= Gestelde opgave 1 =
Geef deze regels van de records ongewijzigd terug: alles vanaf het begin van de records tot en met de regel die "data-label: 10.2 (520, 523, 553, 542)" bevat.

--- Te lezen tekst ---

Zoeken in deze blog

maandag 19 september 2022

Eglise Saint-Cyr et Sainte-Julitte te Bissy-la-Mâconnaise (Saône-et-Loire 71)

 Eglise Saint-Cyr et Sainte-Julitte 

te Bissy-la-Mâconnaise


Geschiedenis.
Het dorp van Bissy-la-Mâconnaise kent een oude oorsprong.  Gallo-Romeinse overblijfselen kwamen aan het licht in het gehucht van Charcuble.  Een Merovingisch kerkhof werd eveneens ontdekt op de genoemde plaats "La Grand Creux".  De toponiem van Bissy wordt heel laat vermeld.  Enkele documenten hebben het echter verkeerd toegepast door de verwarring met Bussy-sous-Uxelles.  De oorsprong van de parochie van Bissy-les-Mâconnaise is niet gekend.  In de 14de eeuw zweren de heren van Lugny die de heerlijkheid van Bissy bezitten, trouw aan de bisschoppen van Mâcon.  In het midden van de 15de eeuw is "Bixey la Masconnoise" geciteerd.  Het dorp wordt hierna verschillende keren vermeld.  Tijdens de Godsdienstoorlogen wordt het kasteel vernield en het dorp geplunderd.  Het is er opnieuw onrustig tijdens de periode van de Revolutie maar de rust wordt in de 19de eeuw hersteld.  Bissy is nu een wijndorp en maakt deel uit van de wijngaarden van de Mâconnais.

--- Invoer ---

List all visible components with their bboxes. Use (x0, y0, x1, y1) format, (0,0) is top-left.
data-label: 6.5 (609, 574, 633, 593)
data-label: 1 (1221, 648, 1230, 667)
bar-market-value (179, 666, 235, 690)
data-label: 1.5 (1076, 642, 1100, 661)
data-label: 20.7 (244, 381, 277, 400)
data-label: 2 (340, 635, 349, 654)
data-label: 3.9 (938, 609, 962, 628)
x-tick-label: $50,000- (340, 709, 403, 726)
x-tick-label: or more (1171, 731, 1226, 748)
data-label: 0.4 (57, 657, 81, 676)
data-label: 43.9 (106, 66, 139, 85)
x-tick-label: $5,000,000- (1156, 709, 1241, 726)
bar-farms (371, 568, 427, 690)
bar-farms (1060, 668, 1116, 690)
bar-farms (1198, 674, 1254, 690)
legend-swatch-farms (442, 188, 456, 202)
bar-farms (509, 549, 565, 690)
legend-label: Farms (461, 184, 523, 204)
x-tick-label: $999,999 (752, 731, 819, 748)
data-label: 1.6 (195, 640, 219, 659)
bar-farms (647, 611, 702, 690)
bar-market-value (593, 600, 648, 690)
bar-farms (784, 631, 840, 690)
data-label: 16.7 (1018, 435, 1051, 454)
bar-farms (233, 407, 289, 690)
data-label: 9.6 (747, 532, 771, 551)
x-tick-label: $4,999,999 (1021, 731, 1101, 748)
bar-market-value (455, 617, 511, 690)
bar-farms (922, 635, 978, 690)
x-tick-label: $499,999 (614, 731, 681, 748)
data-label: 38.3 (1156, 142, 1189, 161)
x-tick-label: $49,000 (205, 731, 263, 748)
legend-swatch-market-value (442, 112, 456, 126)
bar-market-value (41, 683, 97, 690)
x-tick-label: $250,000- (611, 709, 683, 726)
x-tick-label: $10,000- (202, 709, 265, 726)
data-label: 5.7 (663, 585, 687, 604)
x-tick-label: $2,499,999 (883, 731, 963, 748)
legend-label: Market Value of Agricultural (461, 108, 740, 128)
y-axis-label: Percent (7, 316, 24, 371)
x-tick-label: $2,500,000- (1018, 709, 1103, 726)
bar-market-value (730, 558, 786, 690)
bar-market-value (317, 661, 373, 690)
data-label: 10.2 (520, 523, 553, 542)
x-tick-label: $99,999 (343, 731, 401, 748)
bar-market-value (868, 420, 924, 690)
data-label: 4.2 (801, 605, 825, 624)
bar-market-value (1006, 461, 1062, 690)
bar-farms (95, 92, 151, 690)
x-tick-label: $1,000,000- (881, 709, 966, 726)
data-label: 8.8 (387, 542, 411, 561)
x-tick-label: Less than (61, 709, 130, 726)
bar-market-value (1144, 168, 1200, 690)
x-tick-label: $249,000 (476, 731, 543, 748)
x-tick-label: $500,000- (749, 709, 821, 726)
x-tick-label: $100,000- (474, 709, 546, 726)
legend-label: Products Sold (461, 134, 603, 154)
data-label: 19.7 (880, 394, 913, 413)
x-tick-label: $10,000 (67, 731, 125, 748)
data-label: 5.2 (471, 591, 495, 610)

---

= Gestelde opgave 2 =
Waar kwamen volgens de tekst over Bissy-la-Mâconnaise Gallo-Romeinse overblijfselen aan het licht?

= Uitwerking opgave 1 =
List all visible components with their bboxes. Use (x0, y0, x1, y1) format, (0,0) is top-left.
data-label: 6.5 (609, 574, 633, 593)
data-label: 1 (1221, 648, 1230, 667)
bar-market-value (179, 666, 235, 690)
data-label: 1.5 (1076, 642, 1100, 661)
data-label: 20.7 (244, 381, 277, 400)
data-label: 2 (340, 635, 349, 654)
data-label: 3.9 (938, 609, 962, 628)
x-tick-label: $50,000- (340, 709, 403, 726)
x-tick-label: or more (1171, 731, 1226, 748)
data-label: 0.4 (57, 657, 81, 676)
data-label: 43.9 (106, 66, 139, 85)
x-tick-label: $5,000,000- (1156, 709, 1241, 726)
bar-farms (371, 568, 427, 690)
bar-farms (1060, 668, 1116, 690)
bar-farms (1198, 674, 1254, 690)
legend-swatch-farms (442, 188, 456, 202)
bar-farms (509, 549, 565, 690)
legend-label: Farms (461, 184, 523, 204)
x-tick-label: $999,999 (752, 731, 819, 748)
data-label: 1.6 (195, 640, 219, 659)
bar-farms (647, 611, 702, 690)
bar-market-value (593, 600, 648, 690)
bar-farms (784, 631, 840, 690)
data-label: 16.7 (1018, 435, 1051, 454)
bar-farms (233, 407, 289, 690)
data-label: 9.6 (747, 532, 771, 551)
x-tick-label: $4,999,999 (1021, 731, 1101, 748)
bar-market-value (455, 617, 511, 690)
bar-farms (922, 635, 978, 690)
x-tick-label: $499,999 (614, 731, 681, 748)
data-label: 38.3 (1156, 142, 1189, 161)
x-tick-label: $49,000 (205, 731, 263, 748)
legend-swatch-market-value (442, 112, 456, 126)
bar-market-value (41, 683, 97, 690)
x-tick-label: $250,000- (611, 709, 683, 726)
x-tick-label: $10,000- (202, 709, 265, 726)
data-label: 5.7 (663, 585, 687, 604)
x-tick-label: $2,499,999 (883, 731, 963, 748)
legend-label: Market Value of Agricultural (461, 108, 740, 128)
y-axis-label: Percent (7, 316, 24, 371)
x-tick-label: $2,500,000- (1018, 709, 1103, 726)
bar-market-value (730, 558, 786, 690)
bar-market-value (317, 661, 373, 690)
data-label: 10.2 (520, 523, 553, 542)

= Uitwerking opgave 2 =
In het gehucht van Charcuble.